## SET PROBLEM
In the data below, restate exactly the lines from the one with "Extract the structured" to the final line, both included, but not the pictures.

## DATA EXCERPTS
+===+

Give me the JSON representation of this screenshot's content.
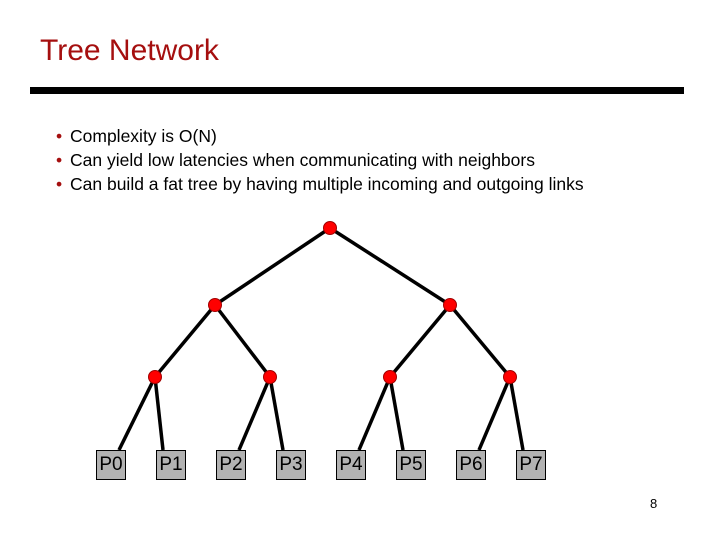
{
  "slide": {
    "title": "Tree Network",
    "bullets": [
      "Complexity is O(N)",
      "Can yield low latencies when communicating with neighbors",
      "Can build a fat tree by having multiple incoming and outgoing links"
    ],
    "bullet_glyph": "•",
    "page_number": "8"
  },
  "diagram": {
    "type": "binary-tree",
    "levels": 3,
    "node_color": "#ff0000",
    "edge_color": "#000000",
    "leaf_color": "#b2b2b2",
    "leaves": [
      "P0",
      "P1",
      "P2",
      "P3",
      "P4",
      "P5",
      "P6",
      "P7"
    ]
  },
  "colors": {
    "title": "#a50f0f",
    "rule": "#000000"
  }
}
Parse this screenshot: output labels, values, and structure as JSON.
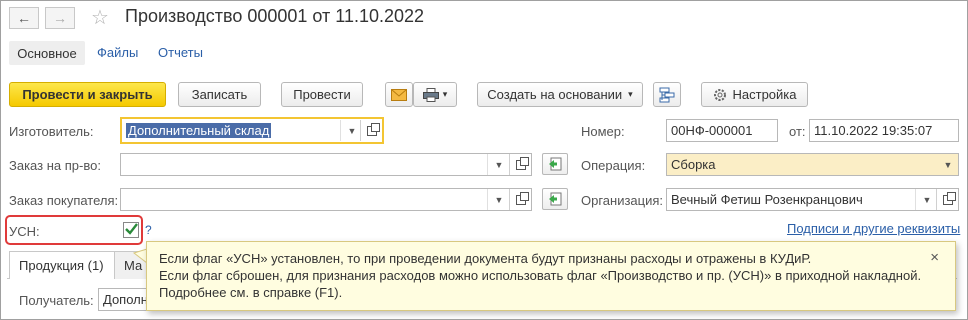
{
  "window": {
    "title": "Производство 000001 от 11.10.2022"
  },
  "nav": {
    "back_icon": "←",
    "forward_icon": "→",
    "star_icon": "☆"
  },
  "tabs": {
    "main": "Основное",
    "files": "Файлы",
    "reports": "Отчеты"
  },
  "toolbar": {
    "post_close": "Провести и закрыть",
    "write": "Записать",
    "post": "Провести",
    "create_based": "Создать на основании",
    "settings": "Настройка",
    "dropdown_glyph": "▾"
  },
  "form": {
    "manufacturer_label": "Изготовитель:",
    "manufacturer_value": "Дополнительный склад",
    "production_order_label": "Заказ на пр-во:",
    "production_order_value": "",
    "customer_order_label": "Заказ покупателя:",
    "customer_order_value": "",
    "usn_label": "УСН:",
    "usn_help": "?",
    "number_label": "Номер:",
    "number_value": "00НФ-000001",
    "date_label": "от:",
    "date_value": "11.10.2022 19:35:07",
    "operation_label": "Операция:",
    "operation_value": "Сборка",
    "organization_label": "Организация:",
    "organization_value": "Вечный Фетиш Розенкранцович",
    "signatures_link": "Подписи и другие реквизиты"
  },
  "bottom_tabs": {
    "products": "Продукция (1)",
    "materials": "Ма"
  },
  "recipient": {
    "label": "Получатель:",
    "value": "Дополн"
  },
  "tooltip": {
    "line1": "Если флаг «УСН» установлен, то при проведении документа будут признаны расходы и отражены в КУДиР.",
    "line2": "Если флаг сброшен, для признания расходов можно использовать флаг «Производство и пр. (УСН)» в приходной накладной.",
    "line3": "Подробнее см. в справке (F1).",
    "close": "×"
  },
  "colors": {
    "primary_button": "#f5c900",
    "link": "#2b5fa8",
    "highlight_box": "#e03a3a",
    "tooltip_bg": "#fffde0"
  }
}
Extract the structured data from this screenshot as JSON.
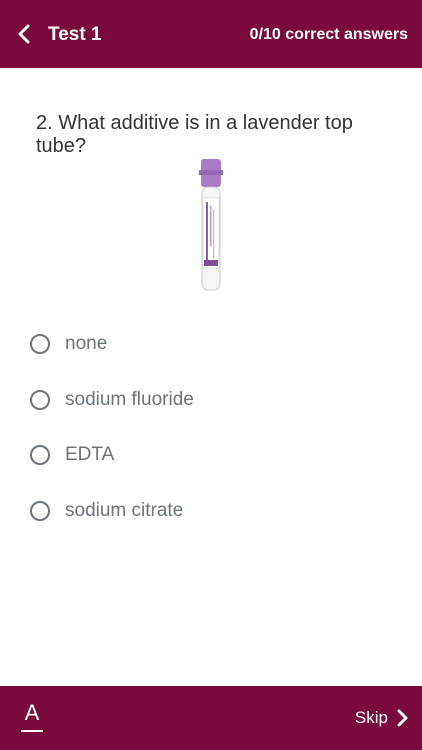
{
  "header": {
    "title": "Test 1",
    "score": "0/10 correct answers",
    "back_icon": "chevron-left-icon"
  },
  "question": {
    "text": "2. What additive is in a lavender top tube?",
    "image": "lavender-top-blood-tube"
  },
  "options": [
    {
      "label": "none",
      "selected": false
    },
    {
      "label": "sodium fluoride",
      "selected": false
    },
    {
      "label": "EDTA",
      "selected": false
    },
    {
      "label": "sodium citrate",
      "selected": false
    }
  ],
  "footer": {
    "font_icon_label": "A",
    "skip_label": "Skip",
    "skip_icon": "chevron-right-icon"
  },
  "colors": {
    "brand": "#7a0a3b",
    "option_text": "#6c7379",
    "tube_cap": "#a97cc6"
  }
}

+===+

## EXERCISE ANSWER
Extract the structured data from this screenshot as JSON.
{
  "header": {
    "title": "Test 1",
    "score": "0/10 correct answers",
    "back_icon": "chevron-left-icon"
  },
  "question": {
    "text": "2. What additive is in a lavender top tube?",
    "image": "lavender-top-blood-tube"
  },
  "options": [
    {
      "label": "none",
      "selected": false
    },
    {
      "label": "sodium fluoride",
      "selected": false
    },
    {
      "label": "EDTA",
      "selected": false
    },
    {
      "label": "sodium citrate",
      "selected": false
    }
  ],
  "footer": {
    "font_icon_label": "A",
    "skip_label": "Skip",
    "skip_icon": "chevron-right-icon"
  },
  "colors": {
    "brand": "#7a0a3b",
    "option_text": "#6c7379",
    "tube_cap": "#a97cc6"
  }
}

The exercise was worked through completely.